◆ **Written problem**:
All of the records below should be output exactly.

★ ★ ★

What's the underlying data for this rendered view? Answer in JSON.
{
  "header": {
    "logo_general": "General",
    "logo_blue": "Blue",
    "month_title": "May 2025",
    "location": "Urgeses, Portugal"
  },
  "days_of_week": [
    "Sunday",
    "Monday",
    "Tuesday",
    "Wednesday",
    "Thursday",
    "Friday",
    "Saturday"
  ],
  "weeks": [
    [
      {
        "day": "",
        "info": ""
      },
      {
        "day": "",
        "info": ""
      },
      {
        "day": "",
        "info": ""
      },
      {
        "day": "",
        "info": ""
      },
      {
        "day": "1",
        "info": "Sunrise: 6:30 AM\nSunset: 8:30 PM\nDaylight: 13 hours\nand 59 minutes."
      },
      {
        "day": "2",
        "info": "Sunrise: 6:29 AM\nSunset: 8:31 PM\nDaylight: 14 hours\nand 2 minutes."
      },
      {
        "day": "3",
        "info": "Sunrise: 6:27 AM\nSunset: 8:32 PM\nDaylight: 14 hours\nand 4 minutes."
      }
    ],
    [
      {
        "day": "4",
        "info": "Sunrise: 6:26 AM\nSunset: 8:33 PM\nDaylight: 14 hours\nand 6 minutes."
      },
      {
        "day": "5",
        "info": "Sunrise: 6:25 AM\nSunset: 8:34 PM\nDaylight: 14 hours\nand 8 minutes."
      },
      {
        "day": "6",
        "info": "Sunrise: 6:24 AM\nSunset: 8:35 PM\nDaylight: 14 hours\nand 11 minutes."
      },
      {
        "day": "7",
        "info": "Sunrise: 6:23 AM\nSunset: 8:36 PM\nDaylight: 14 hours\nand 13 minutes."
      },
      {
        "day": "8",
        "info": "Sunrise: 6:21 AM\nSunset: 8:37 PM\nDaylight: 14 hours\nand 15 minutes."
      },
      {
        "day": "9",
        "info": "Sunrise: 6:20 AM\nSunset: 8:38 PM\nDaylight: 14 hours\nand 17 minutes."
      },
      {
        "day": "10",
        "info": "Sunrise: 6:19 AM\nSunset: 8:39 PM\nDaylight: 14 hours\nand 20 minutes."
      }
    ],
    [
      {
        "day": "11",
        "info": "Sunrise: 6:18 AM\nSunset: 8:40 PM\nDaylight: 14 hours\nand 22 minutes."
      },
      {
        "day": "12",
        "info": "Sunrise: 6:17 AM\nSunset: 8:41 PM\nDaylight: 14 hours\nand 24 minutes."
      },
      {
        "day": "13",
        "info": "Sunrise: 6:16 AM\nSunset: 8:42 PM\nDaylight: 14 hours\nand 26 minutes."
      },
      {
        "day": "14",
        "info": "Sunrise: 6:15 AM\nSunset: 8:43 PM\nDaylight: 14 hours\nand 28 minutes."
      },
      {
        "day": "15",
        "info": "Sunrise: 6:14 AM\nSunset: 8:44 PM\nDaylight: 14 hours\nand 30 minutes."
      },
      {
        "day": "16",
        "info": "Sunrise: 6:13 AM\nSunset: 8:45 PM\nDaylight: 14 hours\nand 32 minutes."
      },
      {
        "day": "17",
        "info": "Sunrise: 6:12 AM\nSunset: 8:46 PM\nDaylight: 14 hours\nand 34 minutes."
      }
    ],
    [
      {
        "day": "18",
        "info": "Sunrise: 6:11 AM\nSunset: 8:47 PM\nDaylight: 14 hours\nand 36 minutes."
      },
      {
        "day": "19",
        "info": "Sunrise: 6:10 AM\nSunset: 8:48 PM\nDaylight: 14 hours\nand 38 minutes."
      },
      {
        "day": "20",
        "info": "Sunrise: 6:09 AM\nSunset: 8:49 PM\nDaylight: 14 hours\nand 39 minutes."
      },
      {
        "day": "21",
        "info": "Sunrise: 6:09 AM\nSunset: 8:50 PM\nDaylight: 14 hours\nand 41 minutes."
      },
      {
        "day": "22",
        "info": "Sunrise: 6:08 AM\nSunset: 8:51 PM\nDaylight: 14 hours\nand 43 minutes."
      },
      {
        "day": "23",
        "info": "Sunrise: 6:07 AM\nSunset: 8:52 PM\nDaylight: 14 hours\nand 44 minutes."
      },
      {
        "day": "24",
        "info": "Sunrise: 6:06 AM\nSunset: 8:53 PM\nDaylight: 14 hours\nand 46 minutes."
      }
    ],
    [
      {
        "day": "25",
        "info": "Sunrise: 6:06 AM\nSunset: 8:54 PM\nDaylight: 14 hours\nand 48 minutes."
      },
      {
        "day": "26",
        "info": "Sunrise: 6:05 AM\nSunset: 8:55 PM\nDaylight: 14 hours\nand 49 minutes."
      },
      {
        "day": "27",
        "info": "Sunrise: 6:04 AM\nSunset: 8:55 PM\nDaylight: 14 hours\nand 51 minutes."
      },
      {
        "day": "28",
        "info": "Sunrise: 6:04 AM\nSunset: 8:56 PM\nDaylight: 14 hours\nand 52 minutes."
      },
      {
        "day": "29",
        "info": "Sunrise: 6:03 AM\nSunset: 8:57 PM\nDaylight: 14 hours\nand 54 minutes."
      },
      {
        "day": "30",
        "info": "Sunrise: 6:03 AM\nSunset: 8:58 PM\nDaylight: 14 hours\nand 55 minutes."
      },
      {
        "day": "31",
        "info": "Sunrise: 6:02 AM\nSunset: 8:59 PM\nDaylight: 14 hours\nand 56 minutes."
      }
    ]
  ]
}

★ ★ ★

◆ **Output of the exercise**:
What's the underlying data for this rendered view? Answer in JSON.
{
  "header": {
    "logo_general": "General",
    "logo_blue": "Blue",
    "month_title": "May 2025",
    "location": "Urgeses, Portugal"
  },
  "days_of_week": [
    "Sunday",
    "Monday",
    "Tuesday",
    "Wednesday",
    "Thursday",
    "Friday",
    "Saturday"
  ],
  "weeks": [
    [
      {
        "day": "",
        "info": ""
      },
      {
        "day": "",
        "info": ""
      },
      {
        "day": "",
        "info": ""
      },
      {
        "day": "",
        "info": ""
      },
      {
        "day": "1",
        "info": "Sunrise: 6:30 AM\nSunset: 8:30 PM\nDaylight: 13 hours\nand 59 minutes."
      },
      {
        "day": "2",
        "info": "Sunrise: 6:29 AM\nSunset: 8:31 PM\nDaylight: 14 hours\nand 2 minutes."
      },
      {
        "day": "3",
        "info": "Sunrise: 6:27 AM\nSunset: 8:32 PM\nDaylight: 14 hours\nand 4 minutes."
      }
    ],
    [
      {
        "day": "4",
        "info": "Sunrise: 6:26 AM\nSunset: 8:33 PM\nDaylight: 14 hours\nand 6 minutes."
      },
      {
        "day": "5",
        "info": "Sunrise: 6:25 AM\nSunset: 8:34 PM\nDaylight: 14 hours\nand 8 minutes."
      },
      {
        "day": "6",
        "info": "Sunrise: 6:24 AM\nSunset: 8:35 PM\nDaylight: 14 hours\nand 11 minutes."
      },
      {
        "day": "7",
        "info": "Sunrise: 6:23 AM\nSunset: 8:36 PM\nDaylight: 14 hours\nand 13 minutes."
      },
      {
        "day": "8",
        "info": "Sunrise: 6:21 AM\nSunset: 8:37 PM\nDaylight: 14 hours\nand 15 minutes."
      },
      {
        "day": "9",
        "info": "Sunrise: 6:20 AM\nSunset: 8:38 PM\nDaylight: 14 hours\nand 17 minutes."
      },
      {
        "day": "10",
        "info": "Sunrise: 6:19 AM\nSunset: 8:39 PM\nDaylight: 14 hours\nand 20 minutes."
      }
    ],
    [
      {
        "day": "11",
        "info": "Sunrise: 6:18 AM\nSunset: 8:40 PM\nDaylight: 14 hours\nand 22 minutes."
      },
      {
        "day": "12",
        "info": "Sunrise: 6:17 AM\nSunset: 8:41 PM\nDaylight: 14 hours\nand 24 minutes."
      },
      {
        "day": "13",
        "info": "Sunrise: 6:16 AM\nSunset: 8:42 PM\nDaylight: 14 hours\nand 26 minutes."
      },
      {
        "day": "14",
        "info": "Sunrise: 6:15 AM\nSunset: 8:43 PM\nDaylight: 14 hours\nand 28 minutes."
      },
      {
        "day": "15",
        "info": "Sunrise: 6:14 AM\nSunset: 8:44 PM\nDaylight: 14 hours\nand 30 minutes."
      },
      {
        "day": "16",
        "info": "Sunrise: 6:13 AM\nSunset: 8:45 PM\nDaylight: 14 hours\nand 32 minutes."
      },
      {
        "day": "17",
        "info": "Sunrise: 6:12 AM\nSunset: 8:46 PM\nDaylight: 14 hours\nand 34 minutes."
      }
    ],
    [
      {
        "day": "18",
        "info": "Sunrise: 6:11 AM\nSunset: 8:47 PM\nDaylight: 14 hours\nand 36 minutes."
      },
      {
        "day": "19",
        "info": "Sunrise: 6:10 AM\nSunset: 8:48 PM\nDaylight: 14 hours\nand 38 minutes."
      },
      {
        "day": "20",
        "info": "Sunrise: 6:09 AM\nSunset: 8:49 PM\nDaylight: 14 hours\nand 39 minutes."
      },
      {
        "day": "21",
        "info": "Sunrise: 6:09 AM\nSunset: 8:50 PM\nDaylight: 14 hours\nand 41 minutes."
      },
      {
        "day": "22",
        "info": "Sunrise: 6:08 AM\nSunset: 8:51 PM\nDaylight: 14 hours\nand 43 minutes."
      },
      {
        "day": "23",
        "info": "Sunrise: 6:07 AM\nSunset: 8:52 PM\nDaylight: 14 hours\nand 44 minutes."
      },
      {
        "day": "24",
        "info": "Sunrise: 6:06 AM\nSunset: 8:53 PM\nDaylight: 14 hours\nand 46 minutes."
      }
    ],
    [
      {
        "day": "25",
        "info": "Sunrise: 6:06 AM\nSunset: 8:54 PM\nDaylight: 14 hours\nand 48 minutes."
      },
      {
        "day": "26",
        "info": "Sunrise: 6:05 AM\nSunset: 8:55 PM\nDaylight: 14 hours\nand 49 minutes."
      },
      {
        "day": "27",
        "info": "Sunrise: 6:04 AM\nSunset: 8:55 PM\nDaylight: 14 hours\nand 51 minutes."
      },
      {
        "day": "28",
        "info": "Sunrise: 6:04 AM\nSunset: 8:56 PM\nDaylight: 14 hours\nand 52 minutes."
      },
      {
        "day": "29",
        "info": "Sunrise: 6:03 AM\nSunset: 8:57 PM\nDaylight: 14 hours\nand 54 minutes."
      },
      {
        "day": "30",
        "info": "Sunrise: 6:03 AM\nSunset: 8:58 PM\nDaylight: 14 hours\nand 55 minutes."
      },
      {
        "day": "31",
        "info": "Sunrise: 6:02 AM\nSunset: 8:59 PM\nDaylight: 14 hours\nand 56 minutes."
      }
    ]
  ]
}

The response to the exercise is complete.